DATASET EXTRACT -
◆ ◆ ◆ ◆ ◆ ◆ ◆

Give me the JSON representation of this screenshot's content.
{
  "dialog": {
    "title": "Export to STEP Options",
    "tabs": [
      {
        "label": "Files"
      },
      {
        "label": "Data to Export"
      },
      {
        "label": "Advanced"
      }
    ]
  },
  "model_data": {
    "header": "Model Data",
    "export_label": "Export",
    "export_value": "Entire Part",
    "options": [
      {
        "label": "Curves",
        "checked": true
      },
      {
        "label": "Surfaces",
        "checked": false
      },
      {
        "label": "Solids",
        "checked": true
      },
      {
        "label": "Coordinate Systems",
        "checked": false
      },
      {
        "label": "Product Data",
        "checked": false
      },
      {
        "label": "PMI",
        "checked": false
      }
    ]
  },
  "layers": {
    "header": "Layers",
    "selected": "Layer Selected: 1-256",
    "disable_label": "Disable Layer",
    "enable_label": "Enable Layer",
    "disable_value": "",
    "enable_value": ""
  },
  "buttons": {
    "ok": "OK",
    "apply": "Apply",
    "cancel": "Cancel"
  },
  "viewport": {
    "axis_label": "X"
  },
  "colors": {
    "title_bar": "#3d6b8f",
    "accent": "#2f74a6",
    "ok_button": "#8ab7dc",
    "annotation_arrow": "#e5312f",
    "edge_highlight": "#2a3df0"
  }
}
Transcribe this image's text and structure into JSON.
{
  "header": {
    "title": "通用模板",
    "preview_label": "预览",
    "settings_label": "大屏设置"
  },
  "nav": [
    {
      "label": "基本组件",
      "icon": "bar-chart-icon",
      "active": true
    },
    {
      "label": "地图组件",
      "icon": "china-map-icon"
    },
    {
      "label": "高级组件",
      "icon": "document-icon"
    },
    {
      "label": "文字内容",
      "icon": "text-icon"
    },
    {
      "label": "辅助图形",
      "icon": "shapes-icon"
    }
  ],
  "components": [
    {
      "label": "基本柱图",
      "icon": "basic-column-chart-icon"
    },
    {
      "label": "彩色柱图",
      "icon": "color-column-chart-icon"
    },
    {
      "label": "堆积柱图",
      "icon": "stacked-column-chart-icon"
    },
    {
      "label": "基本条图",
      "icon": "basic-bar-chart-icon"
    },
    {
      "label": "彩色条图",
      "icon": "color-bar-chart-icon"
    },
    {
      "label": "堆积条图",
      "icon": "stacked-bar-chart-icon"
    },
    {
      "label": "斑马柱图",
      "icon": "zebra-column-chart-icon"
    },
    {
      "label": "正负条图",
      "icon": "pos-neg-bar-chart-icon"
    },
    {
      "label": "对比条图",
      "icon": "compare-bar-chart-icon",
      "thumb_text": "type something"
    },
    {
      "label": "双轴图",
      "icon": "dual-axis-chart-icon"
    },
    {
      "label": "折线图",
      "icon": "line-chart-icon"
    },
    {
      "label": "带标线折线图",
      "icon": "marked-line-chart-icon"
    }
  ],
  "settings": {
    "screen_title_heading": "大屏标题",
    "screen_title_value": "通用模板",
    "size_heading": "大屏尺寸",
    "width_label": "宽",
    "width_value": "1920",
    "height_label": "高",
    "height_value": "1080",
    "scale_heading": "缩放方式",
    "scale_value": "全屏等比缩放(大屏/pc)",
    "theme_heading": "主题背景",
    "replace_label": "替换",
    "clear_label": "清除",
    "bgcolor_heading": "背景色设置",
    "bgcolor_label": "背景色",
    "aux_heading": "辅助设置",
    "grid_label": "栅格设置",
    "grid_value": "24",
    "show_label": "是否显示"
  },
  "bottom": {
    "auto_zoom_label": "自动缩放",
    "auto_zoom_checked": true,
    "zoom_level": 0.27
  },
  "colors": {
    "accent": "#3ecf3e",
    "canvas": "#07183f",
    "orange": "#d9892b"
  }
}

◆ ◆ ◆ ◆ ◆ ◆ ◆

REQUIRED TASK -
Return the whole listing exactly, with every line included.

TASK OUTPUT -
Give me the JSON representation of this screenshot's content.
{
  "dialog": {
    "title": "Export to STEP Options",
    "tabs": [
      {
        "label": "Files"
      },
      {
        "label": "Data to Export"
      },
      {
        "label": "Advanced"
      }
    ]
  },
  "model_data": {
    "header": "Model Data",
    "export_label": "Export",
    "export_value": "Entire Part",
    "options": [
      {
        "label": "Curves",
        "checked": true
      },
      {
        "label": "Surfaces",
        "checked": false
      },
      {
        "label": "Solids",
        "checked": true
      },
      {
        "label": "Coordinate Systems",
        "checked": false
      },
      {
        "label": "Product Data",
        "checked": false
      },
      {
        "label": "PMI",
        "checked": false
      }
    ]
  },
  "layers": {
    "header": "Layers",
    "selected": "Layer Selected: 1-256",
    "disable_label": "Disable Layer",
    "enable_label": "Enable Layer",
    "disable_value": "",
    "enable_value": ""
  },
  "buttons": {
    "ok": "OK",
    "apply": "Apply",
    "cancel": "Cancel"
  },
  "viewport": {
    "axis_label": "X"
  },
  "colors": {
    "title_bar": "#3d6b8f",
    "accent": "#2f74a6",
    "ok_button": "#8ab7dc",
    "annotation_arrow": "#e5312f",
    "edge_highlight": "#2a3df0"
  }
}
Transcribe this image's text and structure into JSON.
{
  "header": {
    "title": "通用模板",
    "preview_label": "预览",
    "settings_label": "大屏设置"
  },
  "nav": [
    {
      "label": "基本组件",
      "icon": "bar-chart-icon",
      "active": true
    },
    {
      "label": "地图组件",
      "icon": "china-map-icon"
    },
    {
      "label": "高级组件",
      "icon": "document-icon"
    },
    {
      "label": "文字内容",
      "icon": "text-icon"
    },
    {
      "label": "辅助图形",
      "icon": "shapes-icon"
    }
  ],
  "components": [
    {
      "label": "基本柱图",
      "icon": "basic-column-chart-icon"
    },
    {
      "label": "彩色柱图",
      "icon": "color-column-chart-icon"
    },
    {
      "label": "堆积柱图",
      "icon": "stacked-column-chart-icon"
    },
    {
      "label": "基本条图",
      "icon": "basic-bar-chart-icon"
    },
    {
      "label": "彩色条图",
      "icon": "color-bar-chart-icon"
    },
    {
      "label": "堆积条图",
      "icon": "stacked-bar-chart-icon"
    },
    {
      "label": "斑马柱图",
      "icon": "zebra-column-chart-icon"
    },
    {
      "label": "正负条图",
      "icon": "pos-neg-bar-chart-icon"
    },
    {
      "label": "对比条图",
      "icon": "compare-bar-chart-icon",
      "thumb_text": "type something"
    },
    {
      "label": "双轴图",
      "icon": "dual-axis-chart-icon"
    },
    {
      "label": "折线图",
      "icon": "line-chart-icon"
    },
    {
      "label": "带标线折线图",
      "icon": "marked-line-chart-icon"
    }
  ],
  "settings": {
    "screen_title_heading": "大屏标题",
    "screen_title_value": "通用模板",
    "size_heading": "大屏尺寸",
    "width_label": "宽",
    "width_value": "1920",
    "height_label": "高",
    "height_value": "1080",
    "scale_heading": "缩放方式",
    "scale_value": "全屏等比缩放(大屏/pc)",
    "theme_heading": "主题背景",
    "replace_label": "替换",
    "clear_label": "清除",
    "bgcolor_heading": "背景色设置",
    "bgcolor_label": "背景色",
    "aux_heading": "辅助设置",
    "grid_label": "栅格设置",
    "grid_value": "24",
    "show_label": "是否显示"
  },
  "bottom": {
    "auto_zoom_label": "自动缩放",
    "auto_zoom_checked": true,
    "zoom_level": 0.27
  },
  "colors": {
    "accent": "#3ecf3e",
    "canvas": "#07183f",
    "orange": "#d9892b"
  }
}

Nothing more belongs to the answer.